## WRITTEN TASK:
Copy out the rows word for word, from the one containing "step-label-strategy-alignment: Strategy Alignment" through the last row.

## PROVIDED RECORDS:

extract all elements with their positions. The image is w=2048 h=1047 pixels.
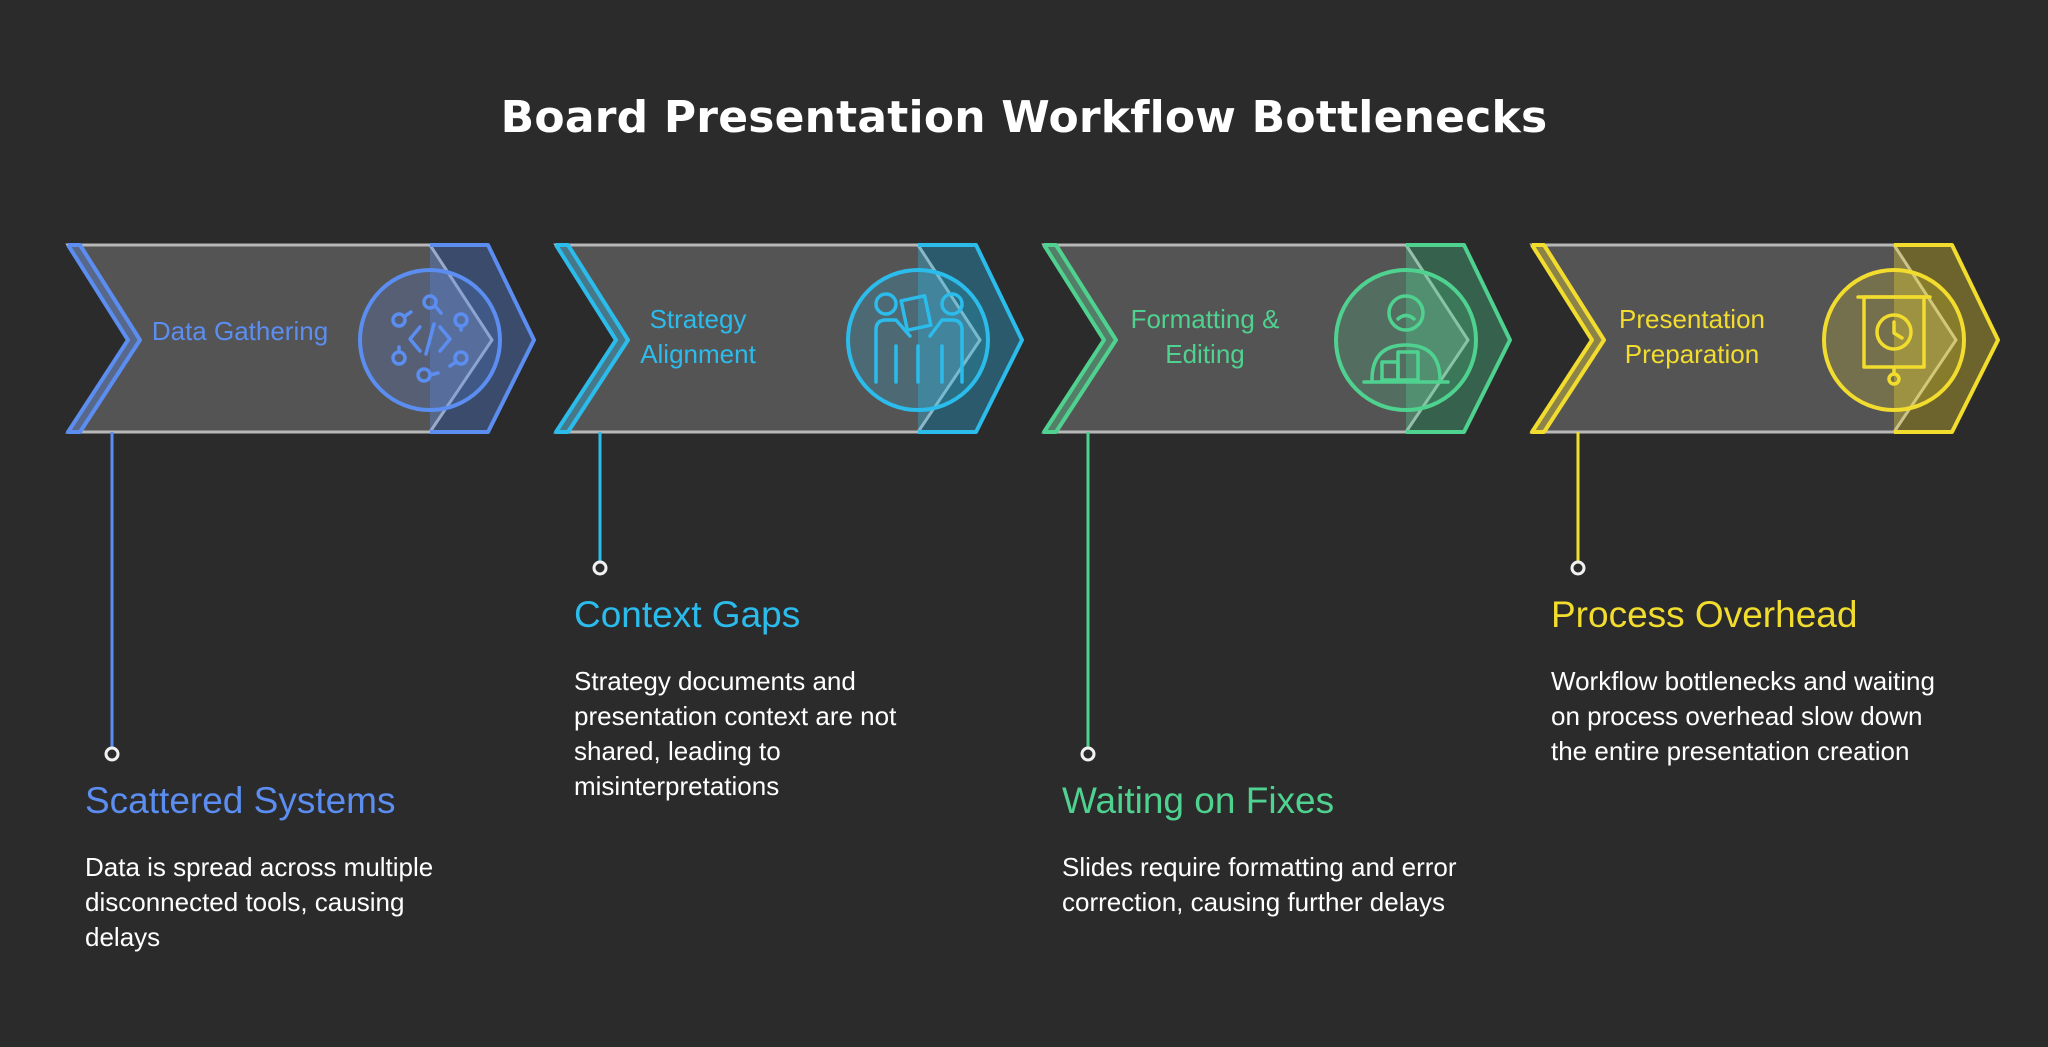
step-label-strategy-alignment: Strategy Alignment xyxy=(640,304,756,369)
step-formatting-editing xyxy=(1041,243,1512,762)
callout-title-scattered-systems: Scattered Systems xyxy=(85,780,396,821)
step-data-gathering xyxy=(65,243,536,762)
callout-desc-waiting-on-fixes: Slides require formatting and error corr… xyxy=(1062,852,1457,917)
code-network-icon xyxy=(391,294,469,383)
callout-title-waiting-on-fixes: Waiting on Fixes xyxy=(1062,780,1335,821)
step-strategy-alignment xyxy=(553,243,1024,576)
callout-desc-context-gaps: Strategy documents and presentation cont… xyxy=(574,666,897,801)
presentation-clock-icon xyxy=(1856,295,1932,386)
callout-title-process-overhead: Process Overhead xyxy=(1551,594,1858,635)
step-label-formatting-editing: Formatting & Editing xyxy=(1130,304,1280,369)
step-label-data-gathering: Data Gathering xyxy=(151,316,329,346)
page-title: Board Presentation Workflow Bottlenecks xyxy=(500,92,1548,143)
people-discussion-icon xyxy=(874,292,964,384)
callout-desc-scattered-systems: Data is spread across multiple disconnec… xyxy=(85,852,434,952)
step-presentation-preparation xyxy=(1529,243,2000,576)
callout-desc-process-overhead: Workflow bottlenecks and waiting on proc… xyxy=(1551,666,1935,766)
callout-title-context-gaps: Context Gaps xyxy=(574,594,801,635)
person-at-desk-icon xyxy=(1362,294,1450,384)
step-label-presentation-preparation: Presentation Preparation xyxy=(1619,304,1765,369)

## RIGHT ANSWER:
step-label-strategy-alignment: Strategy Alignment xyxy=(640,304,756,369)
step-formatting-editing xyxy=(1041,243,1512,762)
callout-title-scattered-systems: Scattered Systems xyxy=(85,780,396,821)
step-data-gathering xyxy=(65,243,536,762)
callout-desc-waiting-on-fixes: Slides require formatting and error corr… xyxy=(1062,852,1457,917)
code-network-icon xyxy=(391,294,469,383)
callout-title-waiting-on-fixes: Waiting on Fixes xyxy=(1062,780,1335,821)
step-strategy-alignment xyxy=(553,243,1024,576)
callout-desc-context-gaps: Strategy documents and presentation cont… xyxy=(574,666,897,801)
presentation-clock-icon xyxy=(1856,295,1932,386)
callout-title-process-overhead: Process Overhead xyxy=(1551,594,1858,635)
step-label-formatting-editing: Formatting & Editing xyxy=(1130,304,1280,369)
step-label-data-gathering: Data Gathering xyxy=(151,316,329,346)
page-title: Board Presentation Workflow Bottlenecks xyxy=(500,92,1548,143)
people-discussion-icon xyxy=(874,292,964,384)
callout-desc-scattered-systems: Data is spread across multiple disconnec… xyxy=(85,852,434,952)
step-presentation-preparation xyxy=(1529,243,2000,576)
callout-desc-process-overhead: Workflow bottlenecks and waiting on proc… xyxy=(1551,666,1935,766)
callout-title-context-gaps: Context Gaps xyxy=(574,594,801,635)
person-at-desk-icon xyxy=(1362,294,1450,384)
step-label-presentation-preparation: Presentation Preparation xyxy=(1619,304,1765,369)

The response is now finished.